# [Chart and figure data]
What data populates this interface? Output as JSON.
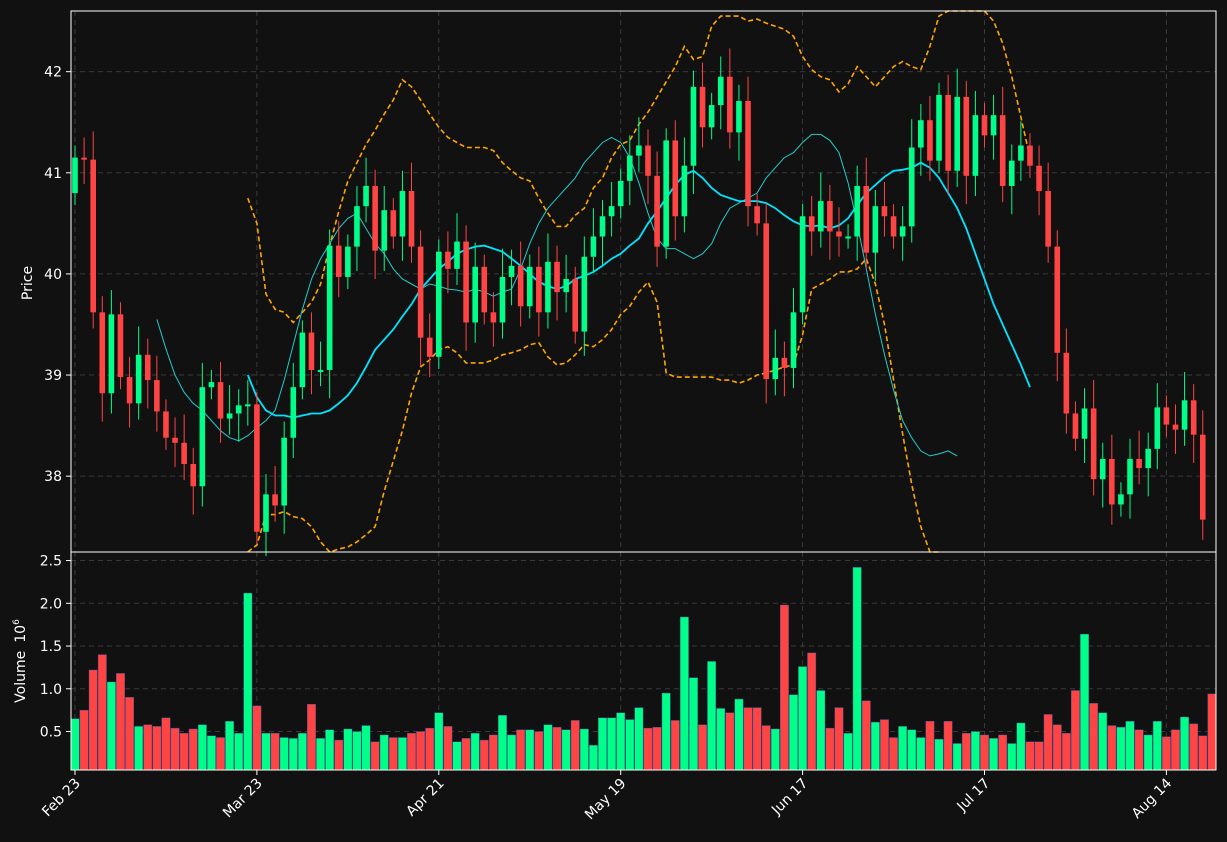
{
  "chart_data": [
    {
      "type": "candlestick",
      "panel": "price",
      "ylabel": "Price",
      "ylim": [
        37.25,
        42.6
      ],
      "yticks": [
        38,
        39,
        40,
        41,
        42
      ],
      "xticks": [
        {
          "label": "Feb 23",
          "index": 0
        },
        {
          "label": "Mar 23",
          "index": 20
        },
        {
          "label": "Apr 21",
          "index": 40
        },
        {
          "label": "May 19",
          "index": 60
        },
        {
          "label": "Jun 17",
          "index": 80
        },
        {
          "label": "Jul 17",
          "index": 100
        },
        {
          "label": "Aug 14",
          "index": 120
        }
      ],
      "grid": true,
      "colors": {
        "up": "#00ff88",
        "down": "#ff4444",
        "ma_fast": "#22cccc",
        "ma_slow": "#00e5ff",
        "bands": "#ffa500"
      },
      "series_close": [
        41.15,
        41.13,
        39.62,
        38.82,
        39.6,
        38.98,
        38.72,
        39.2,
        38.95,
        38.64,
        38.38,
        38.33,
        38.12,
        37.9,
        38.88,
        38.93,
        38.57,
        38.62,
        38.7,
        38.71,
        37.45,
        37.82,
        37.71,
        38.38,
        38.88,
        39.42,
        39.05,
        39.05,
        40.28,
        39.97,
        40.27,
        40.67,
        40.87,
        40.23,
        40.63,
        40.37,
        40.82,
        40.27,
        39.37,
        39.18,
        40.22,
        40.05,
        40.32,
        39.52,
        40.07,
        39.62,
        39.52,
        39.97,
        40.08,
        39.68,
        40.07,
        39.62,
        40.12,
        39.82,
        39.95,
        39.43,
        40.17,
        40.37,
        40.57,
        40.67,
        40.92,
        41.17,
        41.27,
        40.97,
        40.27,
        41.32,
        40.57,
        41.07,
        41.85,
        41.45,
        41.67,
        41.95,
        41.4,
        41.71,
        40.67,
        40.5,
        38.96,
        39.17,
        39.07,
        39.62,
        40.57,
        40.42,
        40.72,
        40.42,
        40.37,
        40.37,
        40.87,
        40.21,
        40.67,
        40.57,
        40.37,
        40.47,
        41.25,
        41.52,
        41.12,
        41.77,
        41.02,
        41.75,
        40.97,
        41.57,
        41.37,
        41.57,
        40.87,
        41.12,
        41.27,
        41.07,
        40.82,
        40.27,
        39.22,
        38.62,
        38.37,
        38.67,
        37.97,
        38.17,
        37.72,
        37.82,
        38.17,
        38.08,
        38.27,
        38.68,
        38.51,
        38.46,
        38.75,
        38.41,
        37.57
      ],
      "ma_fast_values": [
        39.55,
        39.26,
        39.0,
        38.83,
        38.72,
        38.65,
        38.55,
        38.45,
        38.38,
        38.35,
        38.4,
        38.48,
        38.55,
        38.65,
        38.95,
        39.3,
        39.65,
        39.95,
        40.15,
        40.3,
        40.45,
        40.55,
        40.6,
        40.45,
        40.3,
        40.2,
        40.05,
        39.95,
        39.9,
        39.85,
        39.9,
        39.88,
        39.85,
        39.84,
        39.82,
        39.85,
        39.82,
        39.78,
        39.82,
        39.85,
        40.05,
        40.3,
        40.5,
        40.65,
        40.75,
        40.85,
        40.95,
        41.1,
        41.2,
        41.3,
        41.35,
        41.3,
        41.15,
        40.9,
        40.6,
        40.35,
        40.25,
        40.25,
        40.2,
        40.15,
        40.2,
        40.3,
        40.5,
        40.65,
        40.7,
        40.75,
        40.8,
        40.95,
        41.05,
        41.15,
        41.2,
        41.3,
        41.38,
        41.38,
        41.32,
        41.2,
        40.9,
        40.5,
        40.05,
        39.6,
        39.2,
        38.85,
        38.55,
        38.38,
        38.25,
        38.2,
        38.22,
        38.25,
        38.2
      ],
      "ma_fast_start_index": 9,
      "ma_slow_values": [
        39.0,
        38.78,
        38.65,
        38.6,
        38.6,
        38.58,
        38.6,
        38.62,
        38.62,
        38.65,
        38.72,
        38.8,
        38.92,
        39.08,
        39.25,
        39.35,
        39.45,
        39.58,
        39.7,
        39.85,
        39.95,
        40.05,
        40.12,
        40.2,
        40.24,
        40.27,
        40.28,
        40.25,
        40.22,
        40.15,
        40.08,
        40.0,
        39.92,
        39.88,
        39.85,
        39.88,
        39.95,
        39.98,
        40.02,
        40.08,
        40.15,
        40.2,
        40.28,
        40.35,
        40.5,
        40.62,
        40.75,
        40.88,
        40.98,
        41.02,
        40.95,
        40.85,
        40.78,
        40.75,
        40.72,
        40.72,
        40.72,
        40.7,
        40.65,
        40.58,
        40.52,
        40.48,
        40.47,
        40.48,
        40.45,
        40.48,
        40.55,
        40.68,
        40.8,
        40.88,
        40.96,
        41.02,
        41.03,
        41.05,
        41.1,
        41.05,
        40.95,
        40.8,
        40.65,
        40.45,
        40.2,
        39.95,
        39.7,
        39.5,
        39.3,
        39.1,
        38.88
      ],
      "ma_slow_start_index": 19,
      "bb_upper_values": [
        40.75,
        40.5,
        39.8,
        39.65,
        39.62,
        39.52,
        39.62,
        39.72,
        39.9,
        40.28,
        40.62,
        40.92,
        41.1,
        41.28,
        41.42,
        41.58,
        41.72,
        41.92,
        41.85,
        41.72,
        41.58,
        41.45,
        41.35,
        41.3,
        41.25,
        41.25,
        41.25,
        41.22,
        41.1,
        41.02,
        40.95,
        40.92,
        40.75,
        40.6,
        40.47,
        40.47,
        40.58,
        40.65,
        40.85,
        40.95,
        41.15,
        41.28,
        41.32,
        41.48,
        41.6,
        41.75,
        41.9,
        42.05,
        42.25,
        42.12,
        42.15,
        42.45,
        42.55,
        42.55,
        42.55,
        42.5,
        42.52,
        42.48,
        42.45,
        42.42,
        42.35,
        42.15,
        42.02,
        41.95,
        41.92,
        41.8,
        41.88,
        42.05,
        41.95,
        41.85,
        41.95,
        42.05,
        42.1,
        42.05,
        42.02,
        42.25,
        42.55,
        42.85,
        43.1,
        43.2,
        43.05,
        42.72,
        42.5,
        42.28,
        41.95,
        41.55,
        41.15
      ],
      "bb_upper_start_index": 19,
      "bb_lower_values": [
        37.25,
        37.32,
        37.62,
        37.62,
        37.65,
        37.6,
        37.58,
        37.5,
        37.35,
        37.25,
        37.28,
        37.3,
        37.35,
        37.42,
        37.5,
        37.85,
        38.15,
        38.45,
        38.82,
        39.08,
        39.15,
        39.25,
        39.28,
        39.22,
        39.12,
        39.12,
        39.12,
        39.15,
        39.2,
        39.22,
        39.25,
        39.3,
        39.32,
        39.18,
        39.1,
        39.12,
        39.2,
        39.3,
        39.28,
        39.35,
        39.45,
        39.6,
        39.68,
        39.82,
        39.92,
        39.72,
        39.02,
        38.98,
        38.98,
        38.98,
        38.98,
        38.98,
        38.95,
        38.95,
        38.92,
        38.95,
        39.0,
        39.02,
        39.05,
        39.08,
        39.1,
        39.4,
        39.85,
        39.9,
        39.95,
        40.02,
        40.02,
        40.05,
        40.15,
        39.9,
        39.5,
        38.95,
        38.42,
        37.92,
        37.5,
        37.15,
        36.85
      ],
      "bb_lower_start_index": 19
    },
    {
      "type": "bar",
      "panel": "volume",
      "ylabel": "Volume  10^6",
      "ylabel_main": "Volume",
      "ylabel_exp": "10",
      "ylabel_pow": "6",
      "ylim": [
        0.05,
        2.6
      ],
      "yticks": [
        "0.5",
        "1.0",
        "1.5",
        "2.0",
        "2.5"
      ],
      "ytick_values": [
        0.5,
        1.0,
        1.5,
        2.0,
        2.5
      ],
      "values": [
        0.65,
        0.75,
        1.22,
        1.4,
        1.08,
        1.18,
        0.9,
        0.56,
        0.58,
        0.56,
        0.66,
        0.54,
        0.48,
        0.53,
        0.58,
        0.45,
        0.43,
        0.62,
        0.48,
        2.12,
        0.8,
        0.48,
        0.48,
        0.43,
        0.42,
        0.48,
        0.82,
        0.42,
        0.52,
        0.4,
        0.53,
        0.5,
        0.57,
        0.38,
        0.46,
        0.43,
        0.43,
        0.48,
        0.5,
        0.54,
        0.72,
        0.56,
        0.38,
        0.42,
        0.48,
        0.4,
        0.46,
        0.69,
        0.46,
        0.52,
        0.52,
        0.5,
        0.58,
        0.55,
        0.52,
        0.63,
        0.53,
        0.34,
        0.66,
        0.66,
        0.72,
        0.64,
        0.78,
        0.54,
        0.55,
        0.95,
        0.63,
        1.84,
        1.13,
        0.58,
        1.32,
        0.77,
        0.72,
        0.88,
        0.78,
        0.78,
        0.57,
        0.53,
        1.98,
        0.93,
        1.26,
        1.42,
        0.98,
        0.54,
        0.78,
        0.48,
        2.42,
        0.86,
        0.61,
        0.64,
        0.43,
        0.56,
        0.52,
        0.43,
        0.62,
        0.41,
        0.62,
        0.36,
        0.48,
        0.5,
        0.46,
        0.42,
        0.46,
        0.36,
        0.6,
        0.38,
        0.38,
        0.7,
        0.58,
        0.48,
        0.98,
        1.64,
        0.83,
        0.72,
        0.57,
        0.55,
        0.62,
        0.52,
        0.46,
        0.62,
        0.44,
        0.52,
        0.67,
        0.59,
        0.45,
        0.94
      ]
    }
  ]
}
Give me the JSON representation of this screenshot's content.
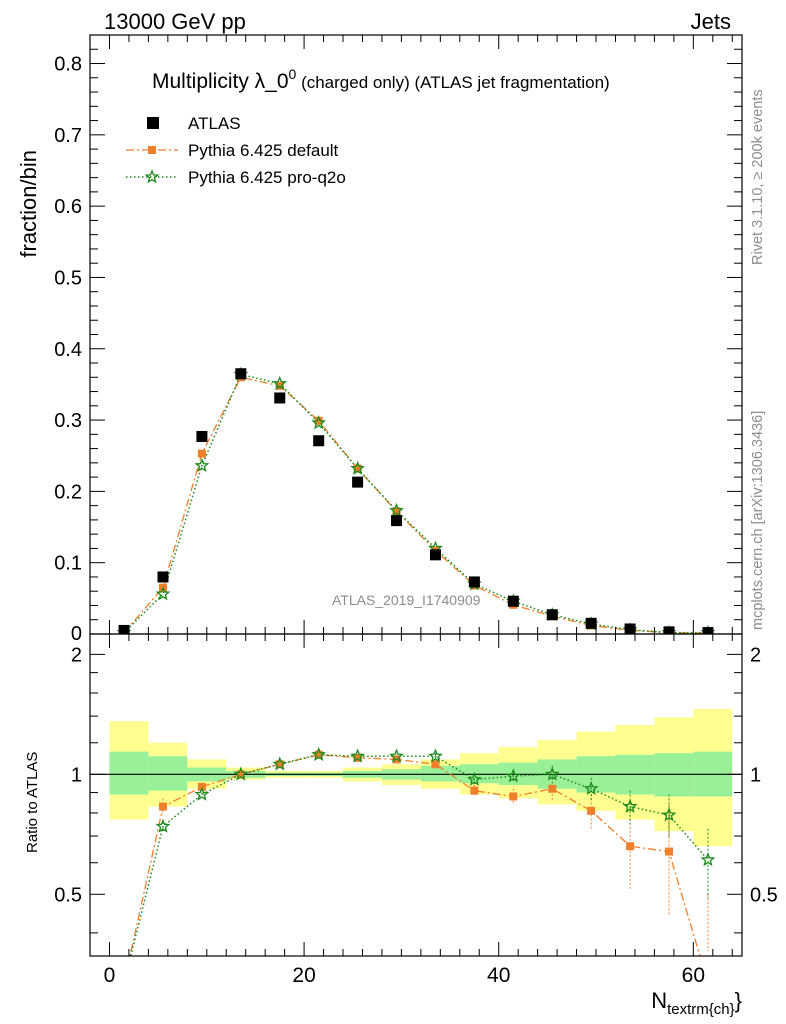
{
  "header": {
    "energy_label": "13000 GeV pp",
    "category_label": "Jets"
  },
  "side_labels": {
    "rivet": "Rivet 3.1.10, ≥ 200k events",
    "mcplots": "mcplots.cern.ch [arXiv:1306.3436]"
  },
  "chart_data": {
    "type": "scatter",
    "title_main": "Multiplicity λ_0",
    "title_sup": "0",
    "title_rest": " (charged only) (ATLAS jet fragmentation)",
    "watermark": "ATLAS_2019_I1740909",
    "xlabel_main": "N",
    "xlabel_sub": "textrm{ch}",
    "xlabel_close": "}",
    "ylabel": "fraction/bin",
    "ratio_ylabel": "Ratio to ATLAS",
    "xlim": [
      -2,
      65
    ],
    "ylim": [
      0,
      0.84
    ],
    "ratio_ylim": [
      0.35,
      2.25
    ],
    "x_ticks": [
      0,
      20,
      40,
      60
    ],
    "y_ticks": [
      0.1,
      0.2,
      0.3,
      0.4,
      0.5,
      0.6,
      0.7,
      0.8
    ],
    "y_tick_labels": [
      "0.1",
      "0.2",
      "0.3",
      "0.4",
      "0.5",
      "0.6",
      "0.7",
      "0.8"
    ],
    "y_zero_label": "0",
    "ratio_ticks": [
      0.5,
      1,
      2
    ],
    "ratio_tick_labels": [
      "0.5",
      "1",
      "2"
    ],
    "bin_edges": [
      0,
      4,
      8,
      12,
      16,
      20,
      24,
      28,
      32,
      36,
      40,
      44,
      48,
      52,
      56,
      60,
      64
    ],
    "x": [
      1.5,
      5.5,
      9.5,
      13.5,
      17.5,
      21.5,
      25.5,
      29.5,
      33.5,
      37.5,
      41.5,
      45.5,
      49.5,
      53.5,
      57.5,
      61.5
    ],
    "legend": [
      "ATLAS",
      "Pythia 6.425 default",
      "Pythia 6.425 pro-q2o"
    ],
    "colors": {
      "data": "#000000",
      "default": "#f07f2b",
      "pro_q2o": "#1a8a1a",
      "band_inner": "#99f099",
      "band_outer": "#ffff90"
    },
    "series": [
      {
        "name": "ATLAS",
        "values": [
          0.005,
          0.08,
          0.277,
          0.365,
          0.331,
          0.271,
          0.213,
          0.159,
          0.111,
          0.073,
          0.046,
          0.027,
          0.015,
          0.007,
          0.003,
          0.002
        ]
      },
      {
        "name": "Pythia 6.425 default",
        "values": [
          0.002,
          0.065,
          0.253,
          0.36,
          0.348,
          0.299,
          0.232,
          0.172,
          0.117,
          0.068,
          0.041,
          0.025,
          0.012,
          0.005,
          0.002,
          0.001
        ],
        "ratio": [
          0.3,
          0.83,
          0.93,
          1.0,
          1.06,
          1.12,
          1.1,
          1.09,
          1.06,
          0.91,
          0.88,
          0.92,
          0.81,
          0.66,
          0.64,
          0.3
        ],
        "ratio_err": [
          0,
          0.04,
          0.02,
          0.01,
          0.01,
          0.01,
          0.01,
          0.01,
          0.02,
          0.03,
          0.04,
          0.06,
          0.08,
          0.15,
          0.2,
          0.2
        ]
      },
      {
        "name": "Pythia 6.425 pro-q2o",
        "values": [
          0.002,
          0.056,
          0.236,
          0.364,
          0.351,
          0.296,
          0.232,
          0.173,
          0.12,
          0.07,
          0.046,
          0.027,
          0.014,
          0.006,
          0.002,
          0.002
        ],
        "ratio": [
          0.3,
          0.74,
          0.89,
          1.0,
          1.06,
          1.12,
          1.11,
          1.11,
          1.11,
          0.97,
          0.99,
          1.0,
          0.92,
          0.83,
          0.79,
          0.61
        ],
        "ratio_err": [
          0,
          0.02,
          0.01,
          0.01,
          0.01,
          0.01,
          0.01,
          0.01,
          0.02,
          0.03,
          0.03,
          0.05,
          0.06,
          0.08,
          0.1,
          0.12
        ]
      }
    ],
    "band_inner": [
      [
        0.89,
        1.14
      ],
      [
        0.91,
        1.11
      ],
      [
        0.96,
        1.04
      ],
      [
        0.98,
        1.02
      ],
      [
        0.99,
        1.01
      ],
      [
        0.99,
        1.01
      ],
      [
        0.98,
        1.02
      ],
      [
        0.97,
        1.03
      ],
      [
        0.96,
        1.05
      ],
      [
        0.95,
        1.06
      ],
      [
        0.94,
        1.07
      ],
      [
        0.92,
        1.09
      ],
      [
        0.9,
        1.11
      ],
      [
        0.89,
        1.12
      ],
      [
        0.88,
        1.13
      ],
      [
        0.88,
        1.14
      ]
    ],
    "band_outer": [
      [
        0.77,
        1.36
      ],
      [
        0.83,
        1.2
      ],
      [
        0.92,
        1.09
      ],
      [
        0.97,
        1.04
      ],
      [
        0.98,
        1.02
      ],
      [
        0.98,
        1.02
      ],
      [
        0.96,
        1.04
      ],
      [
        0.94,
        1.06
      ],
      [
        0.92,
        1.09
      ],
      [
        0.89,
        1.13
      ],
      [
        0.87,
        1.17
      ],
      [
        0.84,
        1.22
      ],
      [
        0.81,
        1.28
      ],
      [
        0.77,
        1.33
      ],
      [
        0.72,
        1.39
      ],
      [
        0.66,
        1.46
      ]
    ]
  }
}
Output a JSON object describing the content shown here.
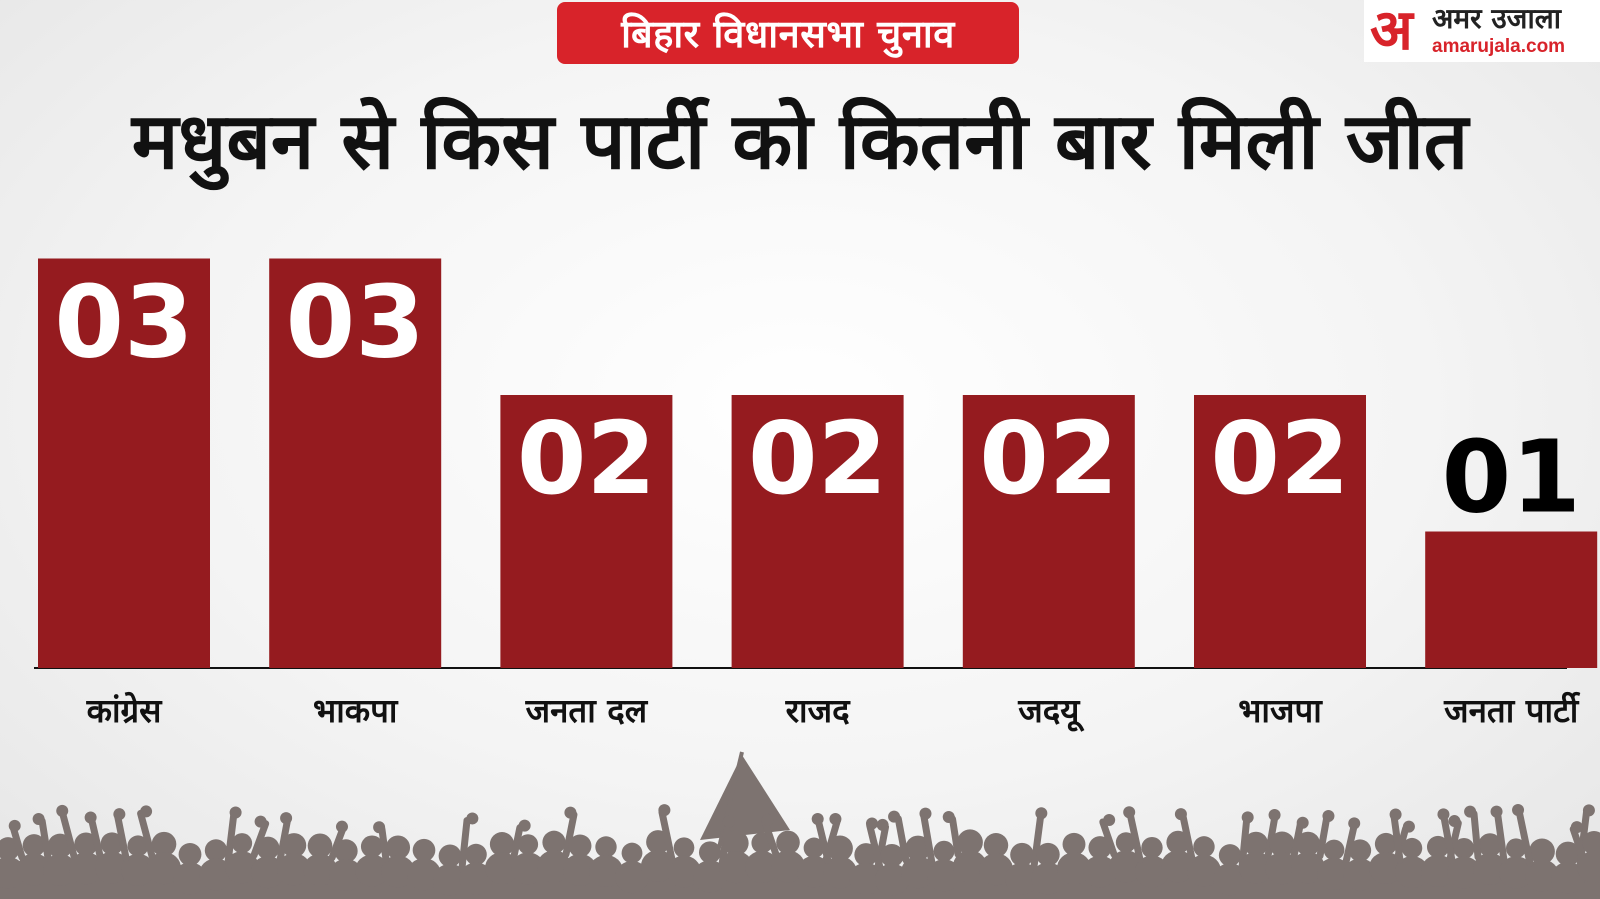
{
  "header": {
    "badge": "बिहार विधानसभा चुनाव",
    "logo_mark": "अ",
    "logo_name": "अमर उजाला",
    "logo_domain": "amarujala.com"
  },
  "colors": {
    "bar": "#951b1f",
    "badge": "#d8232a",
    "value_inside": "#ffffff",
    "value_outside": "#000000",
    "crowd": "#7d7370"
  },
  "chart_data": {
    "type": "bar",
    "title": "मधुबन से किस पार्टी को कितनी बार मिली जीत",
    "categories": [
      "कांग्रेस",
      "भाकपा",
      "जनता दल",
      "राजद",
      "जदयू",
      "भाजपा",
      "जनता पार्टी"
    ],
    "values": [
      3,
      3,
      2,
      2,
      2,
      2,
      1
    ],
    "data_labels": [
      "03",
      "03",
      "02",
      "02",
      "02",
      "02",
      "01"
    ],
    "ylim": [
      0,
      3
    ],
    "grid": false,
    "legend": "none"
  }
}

# [JOB]
From the listing, copy every line where the string "default" appears.

# [OUTPUT]
      "Pythia 6.425 default",
      "default": "#f07f2b",
        "name": "Pythia 6.425 default",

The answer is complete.